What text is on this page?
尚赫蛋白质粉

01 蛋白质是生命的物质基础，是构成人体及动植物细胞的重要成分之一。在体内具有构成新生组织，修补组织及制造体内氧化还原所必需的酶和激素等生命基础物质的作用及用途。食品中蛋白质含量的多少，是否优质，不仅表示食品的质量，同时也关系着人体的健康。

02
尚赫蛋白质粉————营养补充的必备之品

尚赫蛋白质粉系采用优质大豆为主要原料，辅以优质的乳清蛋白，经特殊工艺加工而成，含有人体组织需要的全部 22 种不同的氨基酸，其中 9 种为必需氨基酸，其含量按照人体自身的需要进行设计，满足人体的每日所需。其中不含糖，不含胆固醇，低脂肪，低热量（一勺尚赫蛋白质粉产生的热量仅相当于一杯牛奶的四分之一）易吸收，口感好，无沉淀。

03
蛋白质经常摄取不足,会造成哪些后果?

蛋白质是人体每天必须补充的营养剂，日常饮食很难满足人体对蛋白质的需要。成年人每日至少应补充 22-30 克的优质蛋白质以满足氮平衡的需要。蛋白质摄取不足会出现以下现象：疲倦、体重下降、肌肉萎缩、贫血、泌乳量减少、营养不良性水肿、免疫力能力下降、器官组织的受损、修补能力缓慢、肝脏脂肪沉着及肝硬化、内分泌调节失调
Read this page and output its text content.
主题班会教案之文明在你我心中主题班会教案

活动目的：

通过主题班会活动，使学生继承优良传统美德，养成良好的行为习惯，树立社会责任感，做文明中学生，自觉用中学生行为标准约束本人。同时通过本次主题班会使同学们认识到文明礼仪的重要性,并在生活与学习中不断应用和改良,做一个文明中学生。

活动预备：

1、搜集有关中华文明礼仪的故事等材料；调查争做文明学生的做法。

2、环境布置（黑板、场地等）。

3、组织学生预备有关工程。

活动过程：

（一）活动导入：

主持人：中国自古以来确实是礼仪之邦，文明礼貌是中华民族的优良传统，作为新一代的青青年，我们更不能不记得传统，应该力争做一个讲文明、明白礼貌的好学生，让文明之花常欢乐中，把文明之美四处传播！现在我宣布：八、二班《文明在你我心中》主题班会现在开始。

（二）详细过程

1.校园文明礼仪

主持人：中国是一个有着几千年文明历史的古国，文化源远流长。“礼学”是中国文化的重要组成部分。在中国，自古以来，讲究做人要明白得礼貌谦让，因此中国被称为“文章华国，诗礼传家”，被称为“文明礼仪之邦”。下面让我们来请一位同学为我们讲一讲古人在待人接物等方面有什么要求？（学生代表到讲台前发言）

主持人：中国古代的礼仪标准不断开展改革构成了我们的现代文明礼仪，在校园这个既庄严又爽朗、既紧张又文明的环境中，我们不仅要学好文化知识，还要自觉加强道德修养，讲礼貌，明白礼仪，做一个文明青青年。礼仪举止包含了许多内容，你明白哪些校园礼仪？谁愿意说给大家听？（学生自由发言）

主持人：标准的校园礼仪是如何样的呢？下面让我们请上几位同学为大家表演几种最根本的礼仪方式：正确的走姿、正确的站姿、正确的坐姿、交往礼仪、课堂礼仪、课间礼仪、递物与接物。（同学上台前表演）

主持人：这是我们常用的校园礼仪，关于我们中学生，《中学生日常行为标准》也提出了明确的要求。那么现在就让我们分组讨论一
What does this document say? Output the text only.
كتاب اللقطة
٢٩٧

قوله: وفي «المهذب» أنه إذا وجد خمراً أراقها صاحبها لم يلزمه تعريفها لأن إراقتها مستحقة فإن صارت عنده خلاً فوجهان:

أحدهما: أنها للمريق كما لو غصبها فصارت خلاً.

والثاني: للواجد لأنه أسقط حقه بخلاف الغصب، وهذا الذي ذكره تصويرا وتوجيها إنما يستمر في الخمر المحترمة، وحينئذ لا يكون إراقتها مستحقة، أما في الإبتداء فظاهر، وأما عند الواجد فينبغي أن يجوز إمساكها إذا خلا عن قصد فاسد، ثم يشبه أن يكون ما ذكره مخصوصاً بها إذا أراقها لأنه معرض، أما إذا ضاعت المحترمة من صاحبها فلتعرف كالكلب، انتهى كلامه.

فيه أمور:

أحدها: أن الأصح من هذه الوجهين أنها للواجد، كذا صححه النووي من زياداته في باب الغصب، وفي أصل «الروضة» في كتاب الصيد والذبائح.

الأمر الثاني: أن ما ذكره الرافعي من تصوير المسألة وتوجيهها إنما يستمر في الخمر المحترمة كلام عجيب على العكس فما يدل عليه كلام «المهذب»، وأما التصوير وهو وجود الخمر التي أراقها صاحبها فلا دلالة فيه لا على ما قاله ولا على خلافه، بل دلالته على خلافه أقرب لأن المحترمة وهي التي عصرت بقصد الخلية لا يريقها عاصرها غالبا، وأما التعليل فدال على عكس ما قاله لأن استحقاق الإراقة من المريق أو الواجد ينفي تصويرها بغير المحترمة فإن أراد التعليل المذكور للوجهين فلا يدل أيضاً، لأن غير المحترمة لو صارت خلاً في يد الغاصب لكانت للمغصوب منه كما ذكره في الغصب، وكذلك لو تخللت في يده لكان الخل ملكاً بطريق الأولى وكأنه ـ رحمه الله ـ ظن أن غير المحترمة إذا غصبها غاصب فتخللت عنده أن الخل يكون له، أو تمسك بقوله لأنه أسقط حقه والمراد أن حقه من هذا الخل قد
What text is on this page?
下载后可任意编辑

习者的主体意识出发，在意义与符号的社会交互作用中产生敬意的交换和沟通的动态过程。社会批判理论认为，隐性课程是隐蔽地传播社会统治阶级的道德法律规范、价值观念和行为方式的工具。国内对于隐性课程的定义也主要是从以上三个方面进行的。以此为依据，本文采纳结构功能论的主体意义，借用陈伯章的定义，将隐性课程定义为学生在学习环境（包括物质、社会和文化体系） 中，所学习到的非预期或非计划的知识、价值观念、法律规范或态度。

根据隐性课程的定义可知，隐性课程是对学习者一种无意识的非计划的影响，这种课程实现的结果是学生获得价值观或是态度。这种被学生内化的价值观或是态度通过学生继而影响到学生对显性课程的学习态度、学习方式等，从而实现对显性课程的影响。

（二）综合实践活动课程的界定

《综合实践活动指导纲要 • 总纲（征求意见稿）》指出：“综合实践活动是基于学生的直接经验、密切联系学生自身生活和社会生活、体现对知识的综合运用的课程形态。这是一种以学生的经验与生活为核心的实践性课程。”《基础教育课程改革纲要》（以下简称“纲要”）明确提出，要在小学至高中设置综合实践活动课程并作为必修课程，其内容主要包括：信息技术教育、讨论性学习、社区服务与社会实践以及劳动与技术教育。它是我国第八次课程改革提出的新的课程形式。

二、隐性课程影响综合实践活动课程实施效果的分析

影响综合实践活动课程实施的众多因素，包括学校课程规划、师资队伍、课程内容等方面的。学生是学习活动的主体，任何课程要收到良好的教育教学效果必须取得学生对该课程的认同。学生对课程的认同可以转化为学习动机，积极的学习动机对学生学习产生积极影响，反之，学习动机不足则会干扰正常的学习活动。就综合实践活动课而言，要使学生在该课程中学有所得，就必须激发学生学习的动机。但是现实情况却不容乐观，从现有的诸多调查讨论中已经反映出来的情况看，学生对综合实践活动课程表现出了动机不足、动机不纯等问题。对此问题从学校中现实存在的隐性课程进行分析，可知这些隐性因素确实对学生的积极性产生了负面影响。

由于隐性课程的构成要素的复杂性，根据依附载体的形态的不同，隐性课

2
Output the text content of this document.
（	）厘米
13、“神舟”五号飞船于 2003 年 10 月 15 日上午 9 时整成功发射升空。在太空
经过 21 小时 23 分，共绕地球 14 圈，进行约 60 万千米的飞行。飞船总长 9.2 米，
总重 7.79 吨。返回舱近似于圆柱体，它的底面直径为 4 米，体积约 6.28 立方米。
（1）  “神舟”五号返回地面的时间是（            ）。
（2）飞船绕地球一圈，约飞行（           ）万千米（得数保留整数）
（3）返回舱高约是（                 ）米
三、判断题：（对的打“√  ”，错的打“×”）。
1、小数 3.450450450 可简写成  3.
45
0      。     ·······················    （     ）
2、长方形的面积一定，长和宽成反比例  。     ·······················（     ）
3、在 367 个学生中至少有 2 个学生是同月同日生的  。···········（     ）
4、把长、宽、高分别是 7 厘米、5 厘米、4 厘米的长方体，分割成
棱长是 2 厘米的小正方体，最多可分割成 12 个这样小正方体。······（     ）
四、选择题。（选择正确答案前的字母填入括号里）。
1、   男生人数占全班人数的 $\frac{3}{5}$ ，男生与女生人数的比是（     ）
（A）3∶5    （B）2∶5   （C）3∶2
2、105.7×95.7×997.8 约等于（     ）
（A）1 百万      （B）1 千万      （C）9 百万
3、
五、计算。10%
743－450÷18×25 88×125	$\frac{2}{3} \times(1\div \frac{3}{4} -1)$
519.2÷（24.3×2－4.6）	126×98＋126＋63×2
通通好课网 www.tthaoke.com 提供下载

Aim: Each line from the one with "Output the text content of this document." through the last line of the records must be written out word for word. Include nothing else.

Task output:
Output the text content of this document.
（	）厘米
13、“神舟”五号飞船于 2003 年 10 月 15 日上午 9 时整成功发射升空。在太空
经过 21 小时 23 分，共绕地球 14 圈，进行约 60 万千米的飞行。飞船总长 9.2 米，
总重 7.79 吨。返回舱近似于圆柱体，它的底面直径为 4 米，体积约 6.28 立方米。
（1）  “神舟”五号返回地面的时间是（            ）。
（2）飞船绕地球一圈，约飞行（           ）万千米（得数保留整数）
（3）返回舱高约是（                 ）米
三、判断题：（对的打“√  ”，错的打“×”）。
1、小数 3.450450450 可简写成  3.
45
0      。     ·······················    （     ）
2、长方形的面积一定，长和宽成反比例  。     ·······················（     ）
3、在 367 个学生中至少有 2 个学生是同月同日生的  。···········（     ）
4、把长、宽、高分别是 7 厘米、5 厘米、4 厘米的长方体，分割成
棱长是 2 厘米的小正方体，最多可分割成 12 个这样小正方体。······（     ）
四、选择题。（选择正确答案前的字母填入括号里）。
1、   男生人数占全班人数的 $\frac{3}{5}$ ，男生与女生人数的比是（     ）
（A）3∶5    （B）2∶5   （C）3∶2
2、105.7×95.7×997.8 约等于（     ）
（A）1 百万      （B）1 千万      （C）9 百万
3、
五、计算。10%
743－450÷18×25 88×125	$\frac{2}{3} \times(1\div \frac{3}{4} -1)$
519.2÷（24.3×2－4.6）	126×98＋126＋63×2
通通好课网 www.tthaoke.com 提供下载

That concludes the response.